Exercise prompt => Can you reproduce the data beneath, keeping every line exact?

[Entries from a dataset]

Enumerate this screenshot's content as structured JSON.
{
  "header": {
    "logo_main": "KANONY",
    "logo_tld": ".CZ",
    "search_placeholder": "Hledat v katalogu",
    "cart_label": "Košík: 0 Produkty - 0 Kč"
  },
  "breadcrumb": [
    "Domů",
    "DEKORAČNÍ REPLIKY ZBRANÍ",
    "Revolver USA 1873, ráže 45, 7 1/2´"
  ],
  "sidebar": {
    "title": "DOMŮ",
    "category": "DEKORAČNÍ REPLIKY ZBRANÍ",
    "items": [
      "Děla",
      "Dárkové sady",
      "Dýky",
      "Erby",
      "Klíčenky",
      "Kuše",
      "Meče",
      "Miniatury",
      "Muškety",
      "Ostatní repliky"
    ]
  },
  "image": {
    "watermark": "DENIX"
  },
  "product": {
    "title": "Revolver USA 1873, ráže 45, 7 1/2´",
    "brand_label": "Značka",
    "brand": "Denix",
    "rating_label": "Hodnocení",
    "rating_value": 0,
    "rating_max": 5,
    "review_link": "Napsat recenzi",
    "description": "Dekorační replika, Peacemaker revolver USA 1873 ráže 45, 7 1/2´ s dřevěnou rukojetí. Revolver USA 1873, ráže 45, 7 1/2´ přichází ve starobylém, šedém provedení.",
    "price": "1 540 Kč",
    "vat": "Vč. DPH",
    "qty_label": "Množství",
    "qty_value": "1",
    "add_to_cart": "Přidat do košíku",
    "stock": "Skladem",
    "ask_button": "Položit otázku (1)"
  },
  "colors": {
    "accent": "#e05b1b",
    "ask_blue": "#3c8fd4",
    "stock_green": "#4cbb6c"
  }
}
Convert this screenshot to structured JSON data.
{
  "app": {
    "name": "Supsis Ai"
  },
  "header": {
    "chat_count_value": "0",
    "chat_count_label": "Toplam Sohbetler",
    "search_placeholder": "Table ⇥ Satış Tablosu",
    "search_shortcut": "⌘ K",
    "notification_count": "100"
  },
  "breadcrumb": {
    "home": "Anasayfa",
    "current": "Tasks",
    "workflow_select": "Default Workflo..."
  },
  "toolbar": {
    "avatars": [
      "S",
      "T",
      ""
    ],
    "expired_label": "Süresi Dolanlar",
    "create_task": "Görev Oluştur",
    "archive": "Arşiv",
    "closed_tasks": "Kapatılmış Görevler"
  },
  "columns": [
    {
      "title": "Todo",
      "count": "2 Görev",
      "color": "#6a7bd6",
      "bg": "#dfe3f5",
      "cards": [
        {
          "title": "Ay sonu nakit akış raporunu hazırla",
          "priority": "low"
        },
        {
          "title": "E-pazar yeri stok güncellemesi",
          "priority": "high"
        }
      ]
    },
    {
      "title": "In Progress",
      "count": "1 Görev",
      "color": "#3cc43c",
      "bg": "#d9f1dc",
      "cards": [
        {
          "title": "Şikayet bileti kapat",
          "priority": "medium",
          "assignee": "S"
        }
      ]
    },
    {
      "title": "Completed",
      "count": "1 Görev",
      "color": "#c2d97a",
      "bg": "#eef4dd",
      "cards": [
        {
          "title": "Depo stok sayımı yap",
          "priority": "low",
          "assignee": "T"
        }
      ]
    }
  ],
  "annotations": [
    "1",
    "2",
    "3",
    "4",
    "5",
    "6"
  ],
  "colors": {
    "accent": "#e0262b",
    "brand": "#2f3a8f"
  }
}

Response =>
Enumerate this screenshot's content as structured JSON.
{
  "header": {
    "logo_main": "KANONY",
    "logo_tld": ".CZ",
    "search_placeholder": "Hledat v katalogu",
    "cart_label": "Košík: 0 Produkty - 0 Kč"
  },
  "breadcrumb": [
    "Domů",
    "DEKORAČNÍ REPLIKY ZBRANÍ",
    "Revolver USA 1873, ráže 45, 7 1/2´"
  ],
  "sidebar": {
    "title": "DOMŮ",
    "category": "DEKORAČNÍ REPLIKY ZBRANÍ",
    "items": [
      "Děla",
      "Dárkové sady",
      "Dýky",
      "Erby",
      "Klíčenky",
      "Kuše",
      "Meče",
      "Miniatury",
      "Muškety",
      "Ostatní repliky"
    ]
  },
  "image": {
    "watermark": "DENIX"
  },
  "product": {
    "title": "Revolver USA 1873, ráže 45, 7 1/2´",
    "brand_label": "Značka",
    "brand": "Denix",
    "rating_label": "Hodnocení",
    "rating_value": 0,
    "rating_max": 5,
    "review_link": "Napsat recenzi",
    "description": "Dekorační replika, Peacemaker revolver USA 1873 ráže 45, 7 1/2´ s dřevěnou rukojetí. Revolver USA 1873, ráže 45, 7 1/2´ přichází ve starobylém, šedém provedení.",
    "price": "1 540 Kč",
    "vat": "Vč. DPH",
    "qty_label": "Množství",
    "qty_value": "1",
    "add_to_cart": "Přidat do košíku",
    "stock": "Skladem",
    "ask_button": "Položit otázku (1)"
  },
  "colors": {
    "accent": "#e05b1b",
    "ask_blue": "#3c8fd4",
    "stock_green": "#4cbb6c"
  }
}
Convert this screenshot to structured JSON data.
{
  "app": {
    "name": "Supsis Ai"
  },
  "header": {
    "chat_count_value": "0",
    "chat_count_label": "Toplam Sohbetler",
    "search_placeholder": "Table ⇥ Satış Tablosu",
    "search_shortcut": "⌘ K",
    "notification_count": "100"
  },
  "breadcrumb": {
    "home": "Anasayfa",
    "current": "Tasks",
    "workflow_select": "Default Workflo..."
  },
  "toolbar": {
    "avatars": [
      "S",
      "T",
      ""
    ],
    "expired_label": "Süresi Dolanlar",
    "create_task": "Görev Oluştur",
    "archive": "Arşiv",
    "closed_tasks": "Kapatılmış Görevler"
  },
  "columns": [
    {
      "title": "Todo",
      "count": "2 Görev",
      "color": "#6a7bd6",
      "bg": "#dfe3f5",
      "cards": [
        {
          "title": "Ay sonu nakit akış raporunu hazırla",
          "priority": "low"
        },
        {
          "title": "E-pazar yeri stok güncellemesi",
          "priority": "high"
        }
      ]
    },
    {
      "title": "In Progress",
      "count": "1 Görev",
      "color": "#3cc43c",
      "bg": "#d9f1dc",
      "cards": [
        {
          "title": "Şikayet bileti kapat",
          "priority": "medium",
          "assignee": "S"
        }
      ]
    },
    {
      "title": "Completed",
      "count": "1 Görev",
      "color": "#c2d97a",
      "bg": "#eef4dd",
      "cards": [
        {
          "title": "Depo stok sayımı yap",
          "priority": "low",
          "assignee": "T"
        }
      ]
    }
  ],
  "annotations": [
    "1",
    "2",
    "3",
    "4",
    "5",
    "6"
  ],
  "colors": {
    "accent": "#e0262b",
    "brand": "#2f3a8f"
  }
}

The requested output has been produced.